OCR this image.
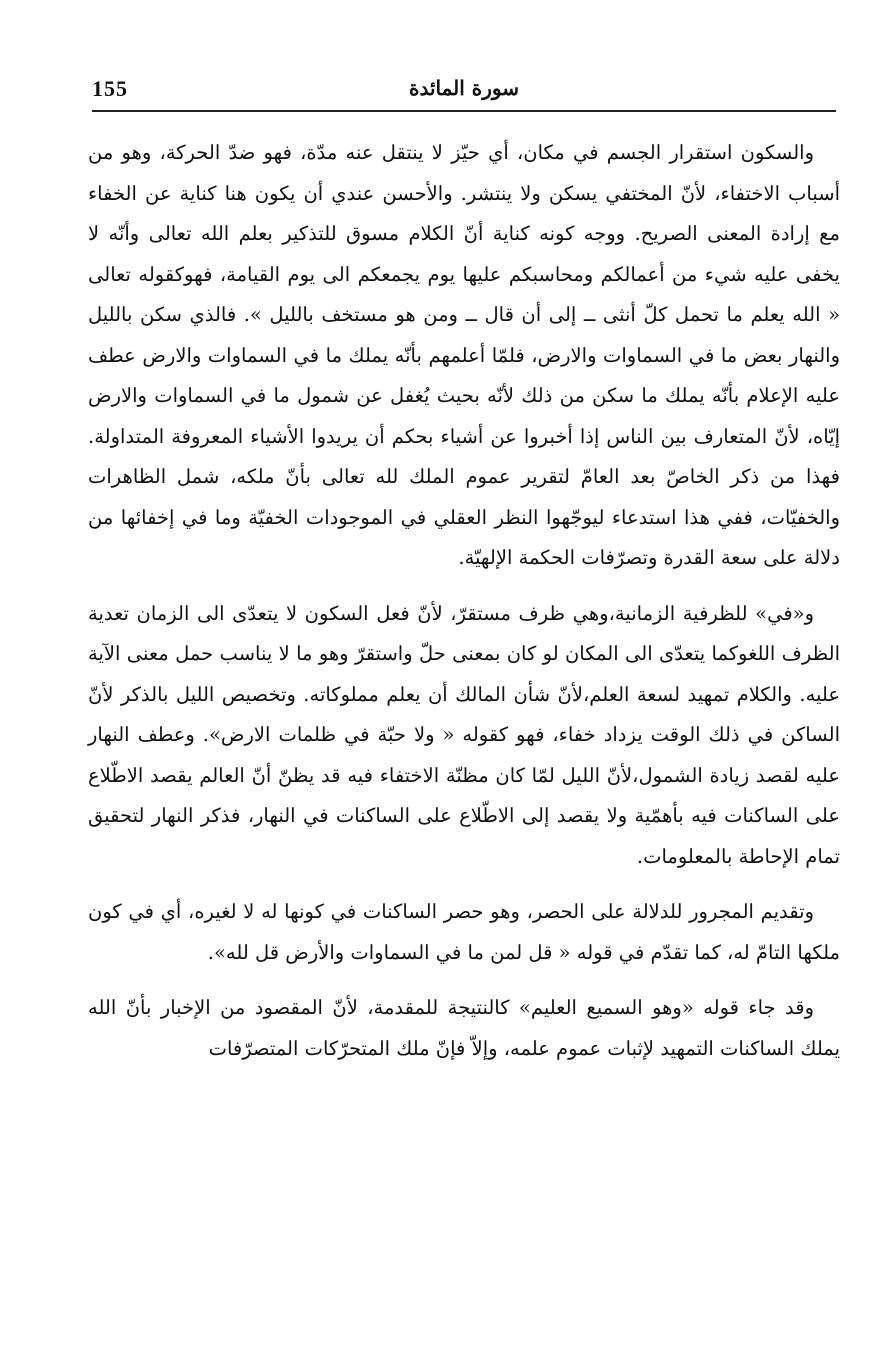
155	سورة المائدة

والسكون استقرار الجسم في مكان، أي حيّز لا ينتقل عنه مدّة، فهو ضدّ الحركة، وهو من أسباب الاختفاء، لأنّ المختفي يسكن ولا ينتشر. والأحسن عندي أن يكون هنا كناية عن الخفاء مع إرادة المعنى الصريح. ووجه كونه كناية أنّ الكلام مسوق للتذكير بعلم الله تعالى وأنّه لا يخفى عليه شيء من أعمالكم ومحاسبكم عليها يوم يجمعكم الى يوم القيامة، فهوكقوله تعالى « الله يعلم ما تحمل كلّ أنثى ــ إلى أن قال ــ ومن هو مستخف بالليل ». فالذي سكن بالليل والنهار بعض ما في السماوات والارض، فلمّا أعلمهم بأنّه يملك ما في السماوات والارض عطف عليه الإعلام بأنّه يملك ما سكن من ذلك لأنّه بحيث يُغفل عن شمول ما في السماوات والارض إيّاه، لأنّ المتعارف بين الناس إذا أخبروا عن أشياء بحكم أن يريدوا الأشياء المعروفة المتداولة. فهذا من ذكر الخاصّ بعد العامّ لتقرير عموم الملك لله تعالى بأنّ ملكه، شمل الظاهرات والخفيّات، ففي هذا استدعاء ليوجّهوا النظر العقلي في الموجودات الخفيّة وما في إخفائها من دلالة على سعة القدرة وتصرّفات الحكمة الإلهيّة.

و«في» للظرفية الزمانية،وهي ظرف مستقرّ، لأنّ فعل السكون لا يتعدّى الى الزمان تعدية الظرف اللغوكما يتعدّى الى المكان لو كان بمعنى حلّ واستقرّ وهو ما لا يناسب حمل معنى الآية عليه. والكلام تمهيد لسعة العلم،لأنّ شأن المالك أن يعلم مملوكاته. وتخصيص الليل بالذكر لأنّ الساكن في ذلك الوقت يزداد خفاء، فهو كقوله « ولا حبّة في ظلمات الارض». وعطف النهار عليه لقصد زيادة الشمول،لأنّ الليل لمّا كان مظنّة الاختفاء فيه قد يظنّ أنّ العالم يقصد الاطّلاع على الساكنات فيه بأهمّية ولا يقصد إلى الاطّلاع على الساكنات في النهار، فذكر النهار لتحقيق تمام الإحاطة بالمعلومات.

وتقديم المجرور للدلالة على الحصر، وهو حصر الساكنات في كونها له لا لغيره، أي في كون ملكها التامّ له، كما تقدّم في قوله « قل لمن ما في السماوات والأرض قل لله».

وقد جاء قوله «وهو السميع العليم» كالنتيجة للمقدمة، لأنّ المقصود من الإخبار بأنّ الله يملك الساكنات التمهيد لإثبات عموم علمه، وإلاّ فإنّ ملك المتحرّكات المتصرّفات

== == ==

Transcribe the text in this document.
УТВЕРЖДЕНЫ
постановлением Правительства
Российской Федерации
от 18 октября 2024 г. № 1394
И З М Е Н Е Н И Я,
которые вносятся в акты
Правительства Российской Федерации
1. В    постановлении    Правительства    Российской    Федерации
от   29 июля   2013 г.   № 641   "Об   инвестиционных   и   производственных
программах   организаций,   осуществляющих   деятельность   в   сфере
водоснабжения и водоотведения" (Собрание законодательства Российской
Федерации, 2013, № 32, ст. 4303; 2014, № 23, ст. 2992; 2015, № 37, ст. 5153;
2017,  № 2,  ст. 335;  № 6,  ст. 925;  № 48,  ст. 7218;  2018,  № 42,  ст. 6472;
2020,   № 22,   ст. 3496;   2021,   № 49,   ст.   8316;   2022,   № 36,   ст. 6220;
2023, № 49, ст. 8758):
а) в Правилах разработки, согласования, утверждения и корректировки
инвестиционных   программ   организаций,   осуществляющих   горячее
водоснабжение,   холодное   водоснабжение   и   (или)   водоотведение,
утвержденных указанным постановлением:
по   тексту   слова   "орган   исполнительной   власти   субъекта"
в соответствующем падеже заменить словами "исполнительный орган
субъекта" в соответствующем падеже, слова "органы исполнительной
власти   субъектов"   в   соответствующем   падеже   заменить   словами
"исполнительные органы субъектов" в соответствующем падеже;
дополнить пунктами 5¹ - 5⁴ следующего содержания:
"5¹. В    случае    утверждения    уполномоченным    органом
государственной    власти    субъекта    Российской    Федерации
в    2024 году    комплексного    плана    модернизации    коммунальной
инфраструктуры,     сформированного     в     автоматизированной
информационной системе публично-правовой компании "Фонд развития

== == ==

-- WHAT TO PRODUCE --
Show each line holding the word "соответствующем".

-- EXERCISE SOLUTION --
в соответствующем падеже заменить словами "исполнительный орган
субъекта" в соответствующем падеже, слова "органы исполнительной
власти   субъектов"   в   соответствующем   падеже   заменить   словами
"исполнительные органы субъектов" в соответствующем падеже;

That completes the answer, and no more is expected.